> **Text to read**

├── .gitignore
├── README.md
└── recommendationSystem.py


/.gitignore:
--------------------------------------------------------------------------------
1 | ml-latest-small.zip
2 | ml-latest-small
3 | 


--------------------------------------------------------------------------------
/README.md:
--------------------------------------------------------------------------------
1 | # content-based-recommendation-system
2 | content-based recommendation system using numpy, scipy and pandas.
3 | Here goal is to implement a content-based recommendation algorithm. It will use the list of genres for a movie as the content and data comes from the MovieLens project.
4 | I have used pandas library as data structure, tf-idf and cosine similarity is used in this recommendation system.   Part of Assignment series for CS579 Course.

> **Instruction 1**
Repeat the records word for word, starting at their first line and ending at the line that contains "ceiling-texture — [655, 76, 656, 77]", including both of those lines.

> **Working data**
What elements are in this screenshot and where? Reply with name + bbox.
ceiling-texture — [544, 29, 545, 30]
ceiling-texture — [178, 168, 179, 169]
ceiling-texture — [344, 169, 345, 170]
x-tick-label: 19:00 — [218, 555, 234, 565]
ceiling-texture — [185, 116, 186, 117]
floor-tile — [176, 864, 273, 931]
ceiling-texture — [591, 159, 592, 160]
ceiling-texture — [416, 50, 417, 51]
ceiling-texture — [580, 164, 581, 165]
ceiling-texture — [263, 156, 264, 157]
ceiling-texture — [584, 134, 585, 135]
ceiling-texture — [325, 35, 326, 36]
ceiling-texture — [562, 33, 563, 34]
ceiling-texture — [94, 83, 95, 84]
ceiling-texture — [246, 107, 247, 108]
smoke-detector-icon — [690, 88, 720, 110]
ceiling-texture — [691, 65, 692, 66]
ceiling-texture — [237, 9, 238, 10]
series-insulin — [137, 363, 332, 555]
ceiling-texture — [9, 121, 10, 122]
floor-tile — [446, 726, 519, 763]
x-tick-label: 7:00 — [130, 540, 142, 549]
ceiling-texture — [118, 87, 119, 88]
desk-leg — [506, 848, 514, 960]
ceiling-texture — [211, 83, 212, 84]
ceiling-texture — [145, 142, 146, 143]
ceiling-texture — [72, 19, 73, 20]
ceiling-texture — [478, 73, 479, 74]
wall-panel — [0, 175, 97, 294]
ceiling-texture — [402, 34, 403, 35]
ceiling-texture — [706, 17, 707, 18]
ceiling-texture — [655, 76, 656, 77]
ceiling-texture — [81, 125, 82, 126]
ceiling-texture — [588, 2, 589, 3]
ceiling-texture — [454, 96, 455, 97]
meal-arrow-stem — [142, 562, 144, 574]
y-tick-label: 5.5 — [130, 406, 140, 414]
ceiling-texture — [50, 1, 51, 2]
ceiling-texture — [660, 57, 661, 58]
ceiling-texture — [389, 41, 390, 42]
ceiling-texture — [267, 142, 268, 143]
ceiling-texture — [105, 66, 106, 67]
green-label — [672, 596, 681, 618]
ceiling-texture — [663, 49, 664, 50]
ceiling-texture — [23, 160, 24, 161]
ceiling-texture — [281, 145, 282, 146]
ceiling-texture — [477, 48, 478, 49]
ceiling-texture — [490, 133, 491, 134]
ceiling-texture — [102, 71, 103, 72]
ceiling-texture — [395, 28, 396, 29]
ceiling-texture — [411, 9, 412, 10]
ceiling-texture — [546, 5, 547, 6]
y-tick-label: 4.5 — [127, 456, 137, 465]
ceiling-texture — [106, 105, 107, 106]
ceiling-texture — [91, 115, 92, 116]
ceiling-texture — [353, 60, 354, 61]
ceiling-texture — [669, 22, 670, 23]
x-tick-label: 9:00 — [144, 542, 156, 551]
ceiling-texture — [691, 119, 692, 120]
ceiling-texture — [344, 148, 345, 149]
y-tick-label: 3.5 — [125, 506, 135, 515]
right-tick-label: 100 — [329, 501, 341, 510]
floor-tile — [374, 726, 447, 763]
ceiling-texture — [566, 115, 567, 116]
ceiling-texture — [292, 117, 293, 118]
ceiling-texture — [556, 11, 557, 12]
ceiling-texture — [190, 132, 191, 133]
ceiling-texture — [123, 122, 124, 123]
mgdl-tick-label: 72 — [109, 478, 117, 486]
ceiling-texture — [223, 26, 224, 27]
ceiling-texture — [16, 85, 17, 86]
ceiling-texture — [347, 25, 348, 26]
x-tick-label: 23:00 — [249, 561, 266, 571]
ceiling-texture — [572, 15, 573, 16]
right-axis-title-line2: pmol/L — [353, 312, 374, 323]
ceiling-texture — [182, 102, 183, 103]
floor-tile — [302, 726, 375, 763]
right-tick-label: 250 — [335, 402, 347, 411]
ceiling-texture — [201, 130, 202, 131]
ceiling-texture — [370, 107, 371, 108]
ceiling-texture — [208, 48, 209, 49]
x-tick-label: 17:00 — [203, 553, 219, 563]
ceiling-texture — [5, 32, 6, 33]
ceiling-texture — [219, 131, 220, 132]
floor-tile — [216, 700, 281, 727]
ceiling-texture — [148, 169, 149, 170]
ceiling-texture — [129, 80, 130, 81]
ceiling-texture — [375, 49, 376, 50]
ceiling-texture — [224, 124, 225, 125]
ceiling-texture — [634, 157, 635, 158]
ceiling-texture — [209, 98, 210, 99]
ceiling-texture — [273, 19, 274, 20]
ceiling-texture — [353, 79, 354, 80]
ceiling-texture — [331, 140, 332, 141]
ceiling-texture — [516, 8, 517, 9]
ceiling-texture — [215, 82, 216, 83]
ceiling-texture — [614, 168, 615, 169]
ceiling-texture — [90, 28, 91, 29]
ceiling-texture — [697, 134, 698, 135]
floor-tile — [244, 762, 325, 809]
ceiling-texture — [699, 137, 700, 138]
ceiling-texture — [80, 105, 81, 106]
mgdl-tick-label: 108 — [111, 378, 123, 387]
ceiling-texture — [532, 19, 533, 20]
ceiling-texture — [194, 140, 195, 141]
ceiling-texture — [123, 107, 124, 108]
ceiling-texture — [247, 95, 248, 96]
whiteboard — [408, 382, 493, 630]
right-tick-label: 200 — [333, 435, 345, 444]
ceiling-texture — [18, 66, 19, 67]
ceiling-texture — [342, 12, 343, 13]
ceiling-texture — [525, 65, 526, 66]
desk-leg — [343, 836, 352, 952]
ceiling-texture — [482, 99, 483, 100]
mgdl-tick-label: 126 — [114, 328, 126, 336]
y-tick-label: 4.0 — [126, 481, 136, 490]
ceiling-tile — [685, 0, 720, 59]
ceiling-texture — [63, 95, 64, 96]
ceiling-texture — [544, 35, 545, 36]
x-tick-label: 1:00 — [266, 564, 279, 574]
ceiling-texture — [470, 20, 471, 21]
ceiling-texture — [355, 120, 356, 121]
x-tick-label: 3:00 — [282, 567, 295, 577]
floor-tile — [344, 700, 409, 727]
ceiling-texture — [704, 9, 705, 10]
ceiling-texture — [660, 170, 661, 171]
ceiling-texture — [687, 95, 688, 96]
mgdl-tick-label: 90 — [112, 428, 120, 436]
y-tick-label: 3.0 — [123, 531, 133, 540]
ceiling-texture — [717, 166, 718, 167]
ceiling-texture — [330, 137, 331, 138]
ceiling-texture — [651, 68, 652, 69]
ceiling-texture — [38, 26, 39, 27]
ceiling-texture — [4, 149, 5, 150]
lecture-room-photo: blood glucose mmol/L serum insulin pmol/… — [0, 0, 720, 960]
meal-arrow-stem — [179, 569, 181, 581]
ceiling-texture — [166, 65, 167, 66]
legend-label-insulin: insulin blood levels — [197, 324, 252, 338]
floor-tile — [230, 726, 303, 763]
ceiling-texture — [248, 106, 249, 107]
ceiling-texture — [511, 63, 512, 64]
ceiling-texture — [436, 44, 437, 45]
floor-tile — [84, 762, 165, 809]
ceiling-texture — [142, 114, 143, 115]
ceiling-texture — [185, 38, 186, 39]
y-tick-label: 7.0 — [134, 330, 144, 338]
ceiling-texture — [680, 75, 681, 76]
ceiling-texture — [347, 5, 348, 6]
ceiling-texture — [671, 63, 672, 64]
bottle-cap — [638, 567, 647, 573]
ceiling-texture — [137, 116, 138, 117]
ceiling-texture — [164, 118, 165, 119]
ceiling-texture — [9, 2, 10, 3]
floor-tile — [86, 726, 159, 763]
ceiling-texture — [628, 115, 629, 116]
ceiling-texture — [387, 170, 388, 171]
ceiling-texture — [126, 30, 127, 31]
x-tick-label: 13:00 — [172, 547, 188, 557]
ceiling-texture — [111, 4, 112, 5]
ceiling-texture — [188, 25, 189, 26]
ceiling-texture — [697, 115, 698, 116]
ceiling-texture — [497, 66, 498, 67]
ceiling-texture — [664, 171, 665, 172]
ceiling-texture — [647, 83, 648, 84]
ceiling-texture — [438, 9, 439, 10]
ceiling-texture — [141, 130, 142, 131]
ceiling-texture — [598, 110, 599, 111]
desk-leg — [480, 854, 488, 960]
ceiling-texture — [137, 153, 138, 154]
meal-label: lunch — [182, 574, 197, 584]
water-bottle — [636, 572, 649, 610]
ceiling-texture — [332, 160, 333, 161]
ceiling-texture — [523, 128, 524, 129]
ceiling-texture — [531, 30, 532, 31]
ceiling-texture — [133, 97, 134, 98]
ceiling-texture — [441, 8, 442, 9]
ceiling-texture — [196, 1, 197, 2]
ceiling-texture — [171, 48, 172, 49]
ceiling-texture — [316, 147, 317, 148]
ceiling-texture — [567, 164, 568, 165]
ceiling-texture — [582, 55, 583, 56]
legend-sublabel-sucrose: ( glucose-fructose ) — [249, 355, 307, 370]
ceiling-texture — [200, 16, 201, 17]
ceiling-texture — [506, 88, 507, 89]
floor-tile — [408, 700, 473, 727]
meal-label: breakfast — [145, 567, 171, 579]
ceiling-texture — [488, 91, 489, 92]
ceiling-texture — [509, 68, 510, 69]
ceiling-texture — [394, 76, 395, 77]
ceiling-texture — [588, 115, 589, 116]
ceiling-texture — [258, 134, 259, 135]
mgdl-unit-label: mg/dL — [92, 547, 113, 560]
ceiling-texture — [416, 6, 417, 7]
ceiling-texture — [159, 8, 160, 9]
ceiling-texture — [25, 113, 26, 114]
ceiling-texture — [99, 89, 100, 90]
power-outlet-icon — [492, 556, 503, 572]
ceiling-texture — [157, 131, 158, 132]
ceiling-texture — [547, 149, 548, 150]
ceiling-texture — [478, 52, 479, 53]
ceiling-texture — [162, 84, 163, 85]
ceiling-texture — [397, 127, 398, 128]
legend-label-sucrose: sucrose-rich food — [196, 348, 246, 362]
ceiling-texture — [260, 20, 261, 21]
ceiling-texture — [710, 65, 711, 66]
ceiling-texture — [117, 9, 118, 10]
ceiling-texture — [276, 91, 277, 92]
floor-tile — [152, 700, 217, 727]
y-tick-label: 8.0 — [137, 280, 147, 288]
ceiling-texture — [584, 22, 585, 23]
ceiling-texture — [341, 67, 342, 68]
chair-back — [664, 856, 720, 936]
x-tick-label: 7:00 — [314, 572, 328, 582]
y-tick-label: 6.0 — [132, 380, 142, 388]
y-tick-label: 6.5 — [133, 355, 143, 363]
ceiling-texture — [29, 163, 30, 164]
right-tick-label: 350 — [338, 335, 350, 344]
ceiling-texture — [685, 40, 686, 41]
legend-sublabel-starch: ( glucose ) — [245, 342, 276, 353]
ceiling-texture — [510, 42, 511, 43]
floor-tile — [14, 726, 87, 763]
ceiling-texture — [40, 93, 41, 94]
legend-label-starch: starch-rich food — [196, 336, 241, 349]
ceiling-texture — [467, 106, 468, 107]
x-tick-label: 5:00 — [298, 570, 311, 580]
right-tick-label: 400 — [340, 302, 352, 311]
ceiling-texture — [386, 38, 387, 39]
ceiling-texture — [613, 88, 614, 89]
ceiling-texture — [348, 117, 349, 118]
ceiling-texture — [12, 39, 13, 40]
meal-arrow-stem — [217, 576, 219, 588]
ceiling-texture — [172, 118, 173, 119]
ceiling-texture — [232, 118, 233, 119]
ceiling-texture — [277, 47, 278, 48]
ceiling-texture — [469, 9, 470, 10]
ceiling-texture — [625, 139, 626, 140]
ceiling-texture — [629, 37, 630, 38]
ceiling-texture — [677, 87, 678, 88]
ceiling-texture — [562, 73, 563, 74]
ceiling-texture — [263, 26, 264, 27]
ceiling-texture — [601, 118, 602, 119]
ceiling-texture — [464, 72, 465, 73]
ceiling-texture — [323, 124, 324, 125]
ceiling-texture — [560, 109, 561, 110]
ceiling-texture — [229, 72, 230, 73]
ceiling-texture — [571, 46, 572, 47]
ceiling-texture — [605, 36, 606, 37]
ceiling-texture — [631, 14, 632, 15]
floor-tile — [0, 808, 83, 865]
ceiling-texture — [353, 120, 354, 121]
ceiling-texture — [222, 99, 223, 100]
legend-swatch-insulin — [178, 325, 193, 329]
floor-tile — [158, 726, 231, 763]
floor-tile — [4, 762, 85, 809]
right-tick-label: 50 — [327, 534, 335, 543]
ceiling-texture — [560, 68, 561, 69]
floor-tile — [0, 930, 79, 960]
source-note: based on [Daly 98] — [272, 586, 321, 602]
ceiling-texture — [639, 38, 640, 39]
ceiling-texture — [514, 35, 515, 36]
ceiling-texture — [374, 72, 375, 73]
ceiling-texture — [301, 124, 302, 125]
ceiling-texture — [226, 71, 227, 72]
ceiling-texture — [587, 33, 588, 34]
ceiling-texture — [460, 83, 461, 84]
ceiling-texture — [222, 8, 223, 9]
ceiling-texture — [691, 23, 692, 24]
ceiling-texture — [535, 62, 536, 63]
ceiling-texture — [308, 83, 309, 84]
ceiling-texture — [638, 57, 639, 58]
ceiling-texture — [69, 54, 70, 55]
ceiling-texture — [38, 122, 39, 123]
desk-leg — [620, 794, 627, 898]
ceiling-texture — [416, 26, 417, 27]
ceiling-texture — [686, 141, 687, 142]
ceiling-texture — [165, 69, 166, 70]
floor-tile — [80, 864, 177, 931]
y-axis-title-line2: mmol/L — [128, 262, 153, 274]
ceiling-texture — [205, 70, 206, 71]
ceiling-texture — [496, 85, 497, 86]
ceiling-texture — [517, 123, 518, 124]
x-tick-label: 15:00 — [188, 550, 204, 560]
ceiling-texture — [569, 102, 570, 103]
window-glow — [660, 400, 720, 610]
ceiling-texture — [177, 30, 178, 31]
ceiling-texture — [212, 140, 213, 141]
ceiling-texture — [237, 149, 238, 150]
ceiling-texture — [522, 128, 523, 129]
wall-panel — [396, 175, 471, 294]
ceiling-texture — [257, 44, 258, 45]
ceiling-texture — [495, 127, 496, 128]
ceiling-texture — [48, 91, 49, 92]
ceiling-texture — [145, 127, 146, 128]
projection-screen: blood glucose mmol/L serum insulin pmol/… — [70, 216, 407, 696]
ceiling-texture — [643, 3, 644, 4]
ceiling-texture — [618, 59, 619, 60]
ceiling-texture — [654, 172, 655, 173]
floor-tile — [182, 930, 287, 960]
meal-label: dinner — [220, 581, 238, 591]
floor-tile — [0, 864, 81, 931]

> **Instruction 2**
Continue the repository listing for the content-based movie recommendation system from the point where it stops.

> **Result 1**
What elements are in this screenshot and where? Reply with name + bbox.
ceiling-texture — [544, 29, 545, 30]
ceiling-texture — [178, 168, 179, 169]
ceiling-texture — [344, 169, 345, 170]
x-tick-label: 19:00 — [218, 555, 234, 565]
ceiling-texture — [185, 116, 186, 117]
floor-tile — [176, 864, 273, 931]
ceiling-texture — [591, 159, 592, 160]
ceiling-texture — [416, 50, 417, 51]
ceiling-texture — [580, 164, 581, 165]
ceiling-texture — [263, 156, 264, 157]
ceiling-texture — [584, 134, 585, 135]
ceiling-texture — [325, 35, 326, 36]
ceiling-texture — [562, 33, 563, 34]
ceiling-texture — [94, 83, 95, 84]
ceiling-texture — [246, 107, 247, 108]
smoke-detector-icon — [690, 88, 720, 110]
ceiling-texture — [691, 65, 692, 66]
ceiling-texture — [237, 9, 238, 10]
series-insulin — [137, 363, 332, 555]
ceiling-texture — [9, 121, 10, 122]
floor-tile — [446, 726, 519, 763]
x-tick-label: 7:00 — [130, 540, 142, 549]
ceiling-texture — [118, 87, 119, 88]
desk-leg — [506, 848, 514, 960]
ceiling-texture — [211, 83, 212, 84]
ceiling-texture — [145, 142, 146, 143]
ceiling-texture — [72, 19, 73, 20]
ceiling-texture — [478, 73, 479, 74]
wall-panel — [0, 175, 97, 294]
ceiling-texture — [402, 34, 403, 35]
ceiling-texture — [706, 17, 707, 18]
ceiling-texture — [655, 76, 656, 77]

> **Result 2**
5 | 


--------------------------------------------------------------------------------
/recommendationSystem.py:
--------------------------------------------------------------------------------
  1 | # coding: utf-8
  2 | 
  3 | # # Assignment 3:  Recommendation systems
  4 | #
  5 | # Here we'll implement a content-based recommendation algorithm.
  6 | # It will use the list of genres for a movie as the content.
  7 | # The data come from the MovieLens project: http://grouplens.org/datasets/movielens/
  8 | 
  9 | # Please only use these imports.
 10 | from collections import Counter, defaultdict
 11 | import math
 12 | import numpy as np
 13 | import os
 14 | import pandas as pd
 15 | import re
 16 | from scipy.sparse import csr_matrix
 17 | import urllib.request
 18 | import zipfile
 19 | 
 20 | def download_data():
 21 |     """ DONE. Download and unzip data.
 22 |     """
 23 |     url = 'https://www.dropbox.com/s/h9ubx22ftdkyvd5/ml-latest-small.zip?dl=1'
 24 |     urllib.request.urlretrieve(url, 'ml-latest-small.zip')
 25 |     zfile = zipfile.ZipFile('ml-latest-small.zip')
 26 |     zfile.extractall()
 27 |     zfile.close()
 28 | 
 29 | 
 30 | def tokenize_string(my_string):
 31 |     """ DONE. You should use this in your tokenize function.
 32 |     """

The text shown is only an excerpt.